[Opening Text section]

Street business / Business de rue

 Version francaise plus bas

The recent demographic jump in Tirana made the rent increase the average rent. For example, in a country were the main part of the population can't expect to get more than 400€ a month, our rent, for a flat outside on the ring without special interest, is already 400€ a month. The official national minimum pay is 140€ a month.

It's hard to pay a rent with an Albanian salary, but it's also hard to get a job in a country where the unemployment concern around 14% of the population. 

Of course, there is some, big, expensive and fancy stores in the capital which hire a lot of people. It's getting developed in main avenues, and in some places in the suburb (like the Cristal Center, a big mall which has the nickname of Diamond of Albania) but, from what I see, it doesn't make work and feed the whole population. 

In this situation, people developed their own strategies to develop their business, to get money at the end of the month. In Tirana, it seems that a lot of people are living from small stores. Markets are quite developed, and you can find many stores like clothes seller, carpet seller, small honey-raki or really small vegetable producers...selling in small shops or sometimes directly on the pavement. 

In many streets, you can  buy small plastic bag of pop corn for 50 Lek (less than 0,40 €), find people seating behind a table and selling single cigarettes, sweets, grilled corn...

If it can seem chaotic, it can also be surprisingly organized. The main example of this hidden organization concern the pavement's libraries. By chance I met a Balzac books translator once I was looking for buying an English-Albanian dictionary. He introduced me to the libraries' shelves system.

The book sellers on the street belong to the same company who can't afford for renting a store. The managers decided so to divide the categories in the all city. One seller, one place, one category. The sellers get something like 20 or 25 % of what they sell, but do not pay if the books are damaged by  rain.

[Closing Text section]
[Opening Available data section]

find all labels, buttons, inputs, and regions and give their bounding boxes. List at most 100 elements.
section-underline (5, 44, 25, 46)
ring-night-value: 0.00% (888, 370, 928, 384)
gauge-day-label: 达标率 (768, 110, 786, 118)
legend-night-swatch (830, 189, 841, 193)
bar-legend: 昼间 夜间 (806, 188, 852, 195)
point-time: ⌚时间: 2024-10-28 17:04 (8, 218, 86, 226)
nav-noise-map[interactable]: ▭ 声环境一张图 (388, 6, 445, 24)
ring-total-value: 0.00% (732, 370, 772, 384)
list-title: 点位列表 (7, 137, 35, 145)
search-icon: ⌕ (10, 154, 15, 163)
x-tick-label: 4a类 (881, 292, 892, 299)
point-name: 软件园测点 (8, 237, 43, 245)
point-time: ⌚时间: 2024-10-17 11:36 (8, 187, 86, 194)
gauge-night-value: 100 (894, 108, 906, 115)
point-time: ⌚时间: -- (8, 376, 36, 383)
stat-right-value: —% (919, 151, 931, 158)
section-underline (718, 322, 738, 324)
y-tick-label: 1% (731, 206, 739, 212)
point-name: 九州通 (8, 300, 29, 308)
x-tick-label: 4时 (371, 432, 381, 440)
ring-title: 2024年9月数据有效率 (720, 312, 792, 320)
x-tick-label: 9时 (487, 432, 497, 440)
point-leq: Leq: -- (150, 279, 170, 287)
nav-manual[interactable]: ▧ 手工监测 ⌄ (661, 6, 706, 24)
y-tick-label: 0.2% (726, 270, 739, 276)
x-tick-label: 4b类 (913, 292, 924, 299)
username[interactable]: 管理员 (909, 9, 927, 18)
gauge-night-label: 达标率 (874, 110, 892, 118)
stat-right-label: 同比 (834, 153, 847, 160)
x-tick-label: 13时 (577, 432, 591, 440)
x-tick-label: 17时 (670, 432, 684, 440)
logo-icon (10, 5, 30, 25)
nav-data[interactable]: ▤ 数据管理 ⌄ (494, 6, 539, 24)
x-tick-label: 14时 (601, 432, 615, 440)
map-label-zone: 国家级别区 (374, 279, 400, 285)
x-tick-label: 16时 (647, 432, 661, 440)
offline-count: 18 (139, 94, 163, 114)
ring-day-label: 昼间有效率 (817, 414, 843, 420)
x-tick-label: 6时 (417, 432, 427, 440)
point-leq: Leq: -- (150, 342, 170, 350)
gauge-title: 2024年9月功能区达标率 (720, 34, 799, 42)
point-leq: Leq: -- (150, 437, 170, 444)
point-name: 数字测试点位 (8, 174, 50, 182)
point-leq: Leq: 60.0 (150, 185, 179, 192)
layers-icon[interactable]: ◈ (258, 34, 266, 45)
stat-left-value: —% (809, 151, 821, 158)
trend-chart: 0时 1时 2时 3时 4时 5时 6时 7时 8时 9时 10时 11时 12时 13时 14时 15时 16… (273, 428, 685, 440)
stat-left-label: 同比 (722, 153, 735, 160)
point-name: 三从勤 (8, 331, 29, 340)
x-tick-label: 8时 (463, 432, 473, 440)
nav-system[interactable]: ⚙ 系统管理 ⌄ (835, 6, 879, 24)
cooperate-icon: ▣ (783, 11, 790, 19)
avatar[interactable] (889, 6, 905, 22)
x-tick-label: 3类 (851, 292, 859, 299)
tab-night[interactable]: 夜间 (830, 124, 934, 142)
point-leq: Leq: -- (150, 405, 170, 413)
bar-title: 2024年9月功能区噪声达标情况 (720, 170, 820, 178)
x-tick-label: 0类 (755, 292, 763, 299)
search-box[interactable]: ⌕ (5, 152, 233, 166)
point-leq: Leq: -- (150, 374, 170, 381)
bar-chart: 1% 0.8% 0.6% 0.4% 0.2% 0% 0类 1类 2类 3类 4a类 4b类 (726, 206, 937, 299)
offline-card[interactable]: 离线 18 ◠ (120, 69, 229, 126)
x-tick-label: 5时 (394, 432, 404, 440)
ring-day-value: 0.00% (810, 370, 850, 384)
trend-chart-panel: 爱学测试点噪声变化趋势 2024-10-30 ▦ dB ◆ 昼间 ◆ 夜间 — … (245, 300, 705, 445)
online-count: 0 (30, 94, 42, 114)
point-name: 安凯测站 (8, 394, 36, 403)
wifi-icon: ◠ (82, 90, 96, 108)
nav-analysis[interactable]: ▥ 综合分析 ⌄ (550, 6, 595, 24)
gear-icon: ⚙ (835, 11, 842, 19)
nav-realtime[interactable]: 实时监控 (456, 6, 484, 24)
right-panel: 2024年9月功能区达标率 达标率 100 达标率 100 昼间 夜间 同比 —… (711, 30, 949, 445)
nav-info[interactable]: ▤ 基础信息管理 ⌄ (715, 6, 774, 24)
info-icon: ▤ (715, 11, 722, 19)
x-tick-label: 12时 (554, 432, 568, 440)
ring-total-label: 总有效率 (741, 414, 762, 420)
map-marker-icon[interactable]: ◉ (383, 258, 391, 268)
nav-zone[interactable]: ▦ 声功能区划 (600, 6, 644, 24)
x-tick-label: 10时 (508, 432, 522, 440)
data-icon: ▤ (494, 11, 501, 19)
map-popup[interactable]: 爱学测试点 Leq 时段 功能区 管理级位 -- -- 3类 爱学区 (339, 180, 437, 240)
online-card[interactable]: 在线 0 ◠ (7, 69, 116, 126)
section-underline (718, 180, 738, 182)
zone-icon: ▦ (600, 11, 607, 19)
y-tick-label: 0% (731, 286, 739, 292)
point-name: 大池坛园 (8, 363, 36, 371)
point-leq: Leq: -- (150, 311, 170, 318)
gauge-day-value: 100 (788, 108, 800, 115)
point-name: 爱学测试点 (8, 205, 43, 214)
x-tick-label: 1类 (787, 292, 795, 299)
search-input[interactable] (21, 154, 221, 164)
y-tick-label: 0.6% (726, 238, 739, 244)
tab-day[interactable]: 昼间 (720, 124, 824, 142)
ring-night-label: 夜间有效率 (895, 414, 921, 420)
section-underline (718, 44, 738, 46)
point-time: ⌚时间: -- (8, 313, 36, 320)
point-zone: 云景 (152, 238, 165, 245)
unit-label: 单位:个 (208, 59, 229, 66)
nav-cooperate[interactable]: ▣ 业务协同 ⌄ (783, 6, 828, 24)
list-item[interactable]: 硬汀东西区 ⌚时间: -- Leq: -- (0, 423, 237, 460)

[Closing Available data section]

### Work required
Write what comes next in the text about street business in Tirana, picking up right after its last sentence. The entries are not needed for this work.

### Reply
Close to the train station who'll find more "small literature", as said the translator, with what we call in french "Train station books": Books you read on the beach, in a train, or on your toilets (at least I do). In front of the gynecologic hospital, you'll find what he called "The literature", with a lot of French authors translated to Albanian like Balzac or Jean Paul Sartre (Zhan Pol Sartr) near by the austrian Zigmund Frojd (Sigmund Feud). Going to other side of the city, when you go across Skanderberg square and the channel, you can find some educative books, where I found, for example, a method book to learn french...You can find many other pavement-shelves, when you are walking in the city and its parks.

What I found interesting in this situation is that looking at the books lying on the grass or the pavement, an untrained eye (like mine) would only have seen some chaos in a developing country when it's a company which just try to avoid an expensive rent, but hired people to work on specific literature field. For sure, when they will have more money, and avoid the destruction and the stealing of books, they will probably rent a store. But right now, instead of doing nothing, they begin to earn money. Even if sometimes the police come to give them fine (Edi Rama, the mayor, made a big to priority to release the center of illegal small stores), they are a part of a cultural cheap access.

What we see is and understand, as it sadly is with many things coming from mass-media, not the situation how it is. The sellers are not poor guys selling alone some books. They are employees with colleagues, providers and customers to advice. But without knowing the background, we misunderstand what's in front of us.

 

Quickly, some pictures will come.

 

Version francaise:

Le récent boum démographique de Tirana a fait augmenter les  loyers. À tel point que  dans un pays où le salaire moyen n'excède pas 400euros, l'appartement que nous louons actuellement sur le périphérique, sans intérêt particulier, nous coûte pas moins de 400euros. Le salaire minimum serait établi autour de 140euros.

Si il est dur de payer un loyer avec une paie albanaise, il n'ent est pas moins difficile d'obtenir un travail dans un pays où près de 14% de la population active est sans emploi.

Bien sûr, il y a de grands magasins, chers et à la mode, qui embauchent un grand nombre de personnes. Ces établissements se développent dans les avenues principales de la capitale ainsi que dans sa banlieue comme le Centre Cristal, dont le surnom est le "Diamant Albanais". Mais, de ce que j'en vois, ce n'est pas suffisant pour faire travailler et nourrir la majorité de la population.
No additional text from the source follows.